Problem A: From the Bitcoin.org hack article, reproduce word for word the passage that begins at the words "On September 23, visitors" and stops after "displayed wallet address.".
Problem B: According to the Bitcoin.org hack article, what was the 0.40 BTC received by the address used in the fraud worth?
Problem C: Resume the Bitcoin.org hack article, writing on from after its last sentence.

Source document:
Bitcoin.org, the authentic website of the Bitcoin project was hacked by criminals who advertised a double your money scam and unfortunately, many people fell into the trap.
On September 23, visitors to bitcoin.org were welcomed with a popup instructing them to send cryptocurrency to a Bitcoin wallet using a QR code and earn twice the amount in exchange.
The message stated, "The Bitcoin Foundation is giving back to the community! We want to support our users who have helped us along the years," encouraging users to send Bitcoins to the attacker's displayed wallet address.
"Send Bitcoin to this address, and we will send double the amount in return!"
To add credibility to the claim, the false notice informed visitors that the deal was confined to the first 10,000 users. Users were unable to go beyond the bogus popup message, leaving the rest of the website unreachable for the timeframe of the fraud.
Soon after the hack, Bitcoin.org's site operator(s), known as Cøbra, issued a public notice about the incident.
The Bitcoin address used in the fraud received 0.40BTC, which was worth $17,000. The hacker transferred nearly all of the money from the primary wallet to two additional holding wallets.

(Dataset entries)
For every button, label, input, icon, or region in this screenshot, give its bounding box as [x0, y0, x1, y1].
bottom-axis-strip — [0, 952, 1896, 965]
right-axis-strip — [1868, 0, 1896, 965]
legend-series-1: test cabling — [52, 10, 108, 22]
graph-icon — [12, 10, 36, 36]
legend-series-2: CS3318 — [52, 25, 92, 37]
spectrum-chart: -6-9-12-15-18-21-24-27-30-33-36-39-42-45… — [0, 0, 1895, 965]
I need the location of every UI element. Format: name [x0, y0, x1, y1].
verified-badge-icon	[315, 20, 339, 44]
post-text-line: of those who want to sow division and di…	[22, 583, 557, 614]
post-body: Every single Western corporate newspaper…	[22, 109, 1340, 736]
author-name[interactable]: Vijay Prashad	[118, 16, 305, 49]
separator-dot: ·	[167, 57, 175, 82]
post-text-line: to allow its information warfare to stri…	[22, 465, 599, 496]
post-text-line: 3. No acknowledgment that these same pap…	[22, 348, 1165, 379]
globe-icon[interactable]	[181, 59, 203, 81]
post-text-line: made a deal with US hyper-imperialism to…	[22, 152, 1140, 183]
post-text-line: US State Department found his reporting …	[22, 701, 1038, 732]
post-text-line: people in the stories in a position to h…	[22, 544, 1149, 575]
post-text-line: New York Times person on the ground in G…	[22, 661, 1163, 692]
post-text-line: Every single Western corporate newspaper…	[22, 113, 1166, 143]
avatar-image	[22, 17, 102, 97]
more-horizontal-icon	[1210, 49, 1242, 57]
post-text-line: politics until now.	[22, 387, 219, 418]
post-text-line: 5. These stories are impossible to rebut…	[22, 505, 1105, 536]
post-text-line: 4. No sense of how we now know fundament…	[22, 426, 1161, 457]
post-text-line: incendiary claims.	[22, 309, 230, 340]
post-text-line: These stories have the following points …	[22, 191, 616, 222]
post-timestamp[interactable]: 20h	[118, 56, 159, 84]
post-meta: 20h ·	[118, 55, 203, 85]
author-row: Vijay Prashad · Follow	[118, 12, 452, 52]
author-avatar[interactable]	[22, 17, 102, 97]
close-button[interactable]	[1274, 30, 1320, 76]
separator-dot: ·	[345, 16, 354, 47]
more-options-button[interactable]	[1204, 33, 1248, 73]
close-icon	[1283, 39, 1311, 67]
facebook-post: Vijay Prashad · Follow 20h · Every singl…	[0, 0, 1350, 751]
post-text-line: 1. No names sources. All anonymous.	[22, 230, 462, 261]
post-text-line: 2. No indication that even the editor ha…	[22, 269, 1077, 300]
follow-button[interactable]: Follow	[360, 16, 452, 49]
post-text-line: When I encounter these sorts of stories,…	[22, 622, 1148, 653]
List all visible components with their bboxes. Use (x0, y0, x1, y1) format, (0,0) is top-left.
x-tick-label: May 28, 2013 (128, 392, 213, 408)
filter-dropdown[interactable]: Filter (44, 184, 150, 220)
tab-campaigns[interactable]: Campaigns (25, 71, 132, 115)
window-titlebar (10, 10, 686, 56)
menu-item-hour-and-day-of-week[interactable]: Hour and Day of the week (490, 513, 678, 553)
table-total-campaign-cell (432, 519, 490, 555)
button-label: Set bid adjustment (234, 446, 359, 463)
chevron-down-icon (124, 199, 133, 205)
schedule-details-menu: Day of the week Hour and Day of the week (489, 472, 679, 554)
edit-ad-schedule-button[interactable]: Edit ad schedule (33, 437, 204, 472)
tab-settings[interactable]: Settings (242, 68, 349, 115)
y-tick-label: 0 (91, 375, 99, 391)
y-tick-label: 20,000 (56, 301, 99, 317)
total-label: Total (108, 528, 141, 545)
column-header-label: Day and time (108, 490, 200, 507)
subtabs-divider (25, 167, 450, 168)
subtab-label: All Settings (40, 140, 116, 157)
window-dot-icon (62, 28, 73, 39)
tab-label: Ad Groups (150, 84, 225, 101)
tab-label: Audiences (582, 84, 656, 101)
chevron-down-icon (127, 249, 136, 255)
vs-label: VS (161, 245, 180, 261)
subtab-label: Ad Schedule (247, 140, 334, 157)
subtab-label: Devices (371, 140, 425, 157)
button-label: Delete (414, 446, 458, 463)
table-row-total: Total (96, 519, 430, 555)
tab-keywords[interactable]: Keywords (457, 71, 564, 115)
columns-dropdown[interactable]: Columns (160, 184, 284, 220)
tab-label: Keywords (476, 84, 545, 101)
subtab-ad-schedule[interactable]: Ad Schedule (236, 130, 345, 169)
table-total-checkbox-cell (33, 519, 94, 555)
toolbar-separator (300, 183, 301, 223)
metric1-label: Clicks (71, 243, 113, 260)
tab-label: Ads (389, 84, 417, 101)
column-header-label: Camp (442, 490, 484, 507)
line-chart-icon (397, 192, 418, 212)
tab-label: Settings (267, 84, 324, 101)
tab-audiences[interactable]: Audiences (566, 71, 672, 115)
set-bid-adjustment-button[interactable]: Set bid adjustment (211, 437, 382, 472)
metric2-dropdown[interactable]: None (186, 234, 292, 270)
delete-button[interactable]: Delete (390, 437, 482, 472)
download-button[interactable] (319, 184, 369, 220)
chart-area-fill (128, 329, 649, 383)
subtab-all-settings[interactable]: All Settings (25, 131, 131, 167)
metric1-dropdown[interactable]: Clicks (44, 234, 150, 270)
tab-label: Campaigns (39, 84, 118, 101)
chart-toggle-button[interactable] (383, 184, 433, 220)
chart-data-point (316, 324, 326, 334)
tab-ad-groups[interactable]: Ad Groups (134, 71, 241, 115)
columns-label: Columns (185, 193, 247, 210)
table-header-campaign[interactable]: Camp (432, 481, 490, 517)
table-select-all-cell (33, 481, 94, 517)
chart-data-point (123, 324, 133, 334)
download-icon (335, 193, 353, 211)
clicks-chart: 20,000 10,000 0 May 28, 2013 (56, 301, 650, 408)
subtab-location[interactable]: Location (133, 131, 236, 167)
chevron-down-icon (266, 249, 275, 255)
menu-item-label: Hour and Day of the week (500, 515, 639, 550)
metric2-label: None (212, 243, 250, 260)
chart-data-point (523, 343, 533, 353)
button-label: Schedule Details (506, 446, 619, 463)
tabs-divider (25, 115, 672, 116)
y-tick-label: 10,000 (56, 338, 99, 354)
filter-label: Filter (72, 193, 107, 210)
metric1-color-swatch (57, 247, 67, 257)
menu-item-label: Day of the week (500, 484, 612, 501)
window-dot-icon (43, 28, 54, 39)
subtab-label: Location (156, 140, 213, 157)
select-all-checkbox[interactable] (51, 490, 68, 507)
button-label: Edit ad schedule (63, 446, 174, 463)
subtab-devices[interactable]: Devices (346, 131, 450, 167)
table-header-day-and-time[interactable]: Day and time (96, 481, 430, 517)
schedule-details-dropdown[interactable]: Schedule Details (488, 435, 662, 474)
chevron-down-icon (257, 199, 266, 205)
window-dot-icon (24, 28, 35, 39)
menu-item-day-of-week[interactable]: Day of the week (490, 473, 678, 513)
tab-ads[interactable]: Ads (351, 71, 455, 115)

Result A:
On September 23, visitors to bitcoin.org were welcomed with a popup instructing them to send cryptocurrency to a Bitcoin wallet using a QR code and earn twice the amount in exchange.
The message stated, "The Bitcoin Foundation is giving back to the community! We want to support our users who have helped us along the years," encouraging users to send Bitcoins to the attacker's displayed wallet address.

Result B: $17,000.

Result C:
Although Bitcoin is assumed to have been established by an anonymous persona, “Satoshi Nakamoto,” the author of the research paper that gave birth to the cryptocurrency, a newer identity “Cøbra” has recently been observed running the Bitcoin.org website, social media, and community channels.
Following Cøbra's notification, Bitcoin.org's name registrar Namecheap immediately blocked the domain until the problem was resolved.
Unfortunately, as evidenced by the attacker's wallet balance, some cryptocurrency fanatics may have fallen for the fraud. The transaction history reveals several payments to the attacker's wallet from various Bitcoin addresses.
According to Bitcoin.org's anonymous operator CobraBitcoin, the fraudsters may have obtained unauthorised access by exploiting a vulnerability in the website's domain name system (DNS). Hackers typically browse websites in search of underlying flaws that may be exploited to launch attacks.
The website has been restored to its pre-hack state after being taken down to investigate the underlying cause of the security incident.